Given problem:
What follows is a set of records; restate each one word for word and drop the pictures.

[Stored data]
━━━━━━━━━━━━━━━━

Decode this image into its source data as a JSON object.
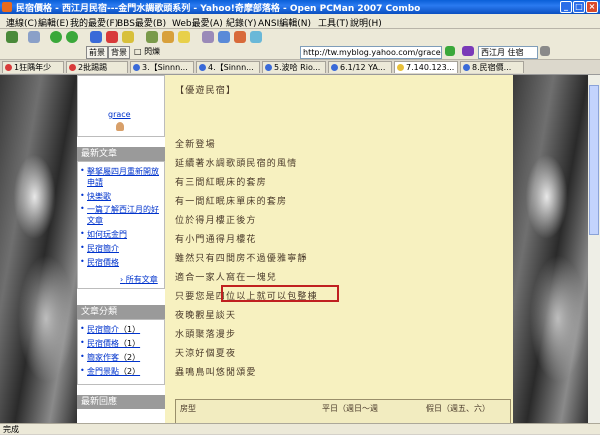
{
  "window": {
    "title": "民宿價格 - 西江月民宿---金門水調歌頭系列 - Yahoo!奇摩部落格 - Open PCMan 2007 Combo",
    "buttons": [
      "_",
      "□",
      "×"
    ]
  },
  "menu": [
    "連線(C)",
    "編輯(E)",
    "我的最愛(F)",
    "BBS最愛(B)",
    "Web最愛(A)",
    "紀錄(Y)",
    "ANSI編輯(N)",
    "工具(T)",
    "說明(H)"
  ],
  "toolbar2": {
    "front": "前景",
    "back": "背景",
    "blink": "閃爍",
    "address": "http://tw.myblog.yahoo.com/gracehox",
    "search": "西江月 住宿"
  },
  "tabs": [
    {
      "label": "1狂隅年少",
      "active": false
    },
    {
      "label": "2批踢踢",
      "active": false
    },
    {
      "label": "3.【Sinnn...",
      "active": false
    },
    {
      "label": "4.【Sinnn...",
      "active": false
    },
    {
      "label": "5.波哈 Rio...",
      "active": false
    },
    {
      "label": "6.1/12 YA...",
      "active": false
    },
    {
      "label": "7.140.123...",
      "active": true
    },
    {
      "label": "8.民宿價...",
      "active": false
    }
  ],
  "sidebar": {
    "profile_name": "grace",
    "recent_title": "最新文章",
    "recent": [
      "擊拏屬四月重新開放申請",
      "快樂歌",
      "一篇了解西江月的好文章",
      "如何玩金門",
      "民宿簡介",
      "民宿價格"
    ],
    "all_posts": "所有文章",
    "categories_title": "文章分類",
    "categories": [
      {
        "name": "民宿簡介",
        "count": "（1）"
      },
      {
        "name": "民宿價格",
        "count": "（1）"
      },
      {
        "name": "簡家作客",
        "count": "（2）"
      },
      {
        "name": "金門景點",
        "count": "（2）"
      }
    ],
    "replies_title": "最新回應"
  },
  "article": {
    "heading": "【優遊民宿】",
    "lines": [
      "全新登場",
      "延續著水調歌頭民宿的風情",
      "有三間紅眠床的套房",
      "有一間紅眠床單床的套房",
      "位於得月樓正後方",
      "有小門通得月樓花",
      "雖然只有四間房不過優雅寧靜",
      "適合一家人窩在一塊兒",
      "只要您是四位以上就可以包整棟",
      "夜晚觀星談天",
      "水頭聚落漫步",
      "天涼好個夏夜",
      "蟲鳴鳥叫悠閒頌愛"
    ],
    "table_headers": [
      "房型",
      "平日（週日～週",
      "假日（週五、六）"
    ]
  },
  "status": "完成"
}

━━━━━━━━━━━━━━━━

Output:
Decode this image into its source data as a JSON object.
{
  "window": {
    "title": "民宿價格 - 西江月民宿---金門水調歌頭系列 - Yahoo!奇摩部落格 - Open PCMan 2007 Combo",
    "buttons": [
      "_",
      "□",
      "×"
    ]
  },
  "menu": [
    "連線(C)",
    "編輯(E)",
    "我的最愛(F)",
    "BBS最愛(B)",
    "Web最愛(A)",
    "紀錄(Y)",
    "ANSI編輯(N)",
    "工具(T)",
    "說明(H)"
  ],
  "toolbar2": {
    "front": "前景",
    "back": "背景",
    "blink": "閃爍",
    "address": "http://tw.myblog.yahoo.com/gracehox",
    "search": "西江月 住宿"
  },
  "tabs": [
    {
      "label": "1狂隅年少",
      "active": false
    },
    {
      "label": "2批踢踢",
      "active": false
    },
    {
      "label": "3.【Sinnn...",
      "active": false
    },
    {
      "label": "4.【Sinnn...",
      "active": false
    },
    {
      "label": "5.波哈 Rio...",
      "active": false
    },
    {
      "label": "6.1/12 YA...",
      "active": false
    },
    {
      "label": "7.140.123...",
      "active": true
    },
    {
      "label": "8.民宿價...",
      "active": false
    }
  ],
  "sidebar": {
    "profile_name": "grace",
    "recent_title": "最新文章",
    "recent": [
      "擊拏屬四月重新開放申請",
      "快樂歌",
      "一篇了解西江月的好文章",
      "如何玩金門",
      "民宿簡介",
      "民宿價格"
    ],
    "all_posts": "所有文章",
    "categories_title": "文章分類",
    "categories": [
      {
        "name": "民宿簡介",
        "count": "（1）"
      },
      {
        "name": "民宿價格",
        "count": "（1）"
      },
      {
        "name": "簡家作客",
        "count": "（2）"
      },
      {
        "name": "金門景點",
        "count": "（2）"
      }
    ],
    "replies_title": "最新回應"
  },
  "article": {
    "heading": "【優遊民宿】",
    "lines": [
      "全新登場",
      "延續著水調歌頭民宿的風情",
      "有三間紅眠床的套房",
      "有一間紅眠床單床的套房",
      "位於得月樓正後方",
      "有小門通得月樓花",
      "雖然只有四間房不過優雅寧靜",
      "適合一家人窩在一塊兒",
      "只要您是四位以上就可以包整棟",
      "夜晚觀星談天",
      "水頭聚落漫步",
      "天涼好個夏夜",
      "蟲鳴鳥叫悠閒頌愛"
    ],
    "table_headers": [
      "房型",
      "平日（週日～週",
      "假日（週五、六）"
    ]
  },
  "status": "完成"
}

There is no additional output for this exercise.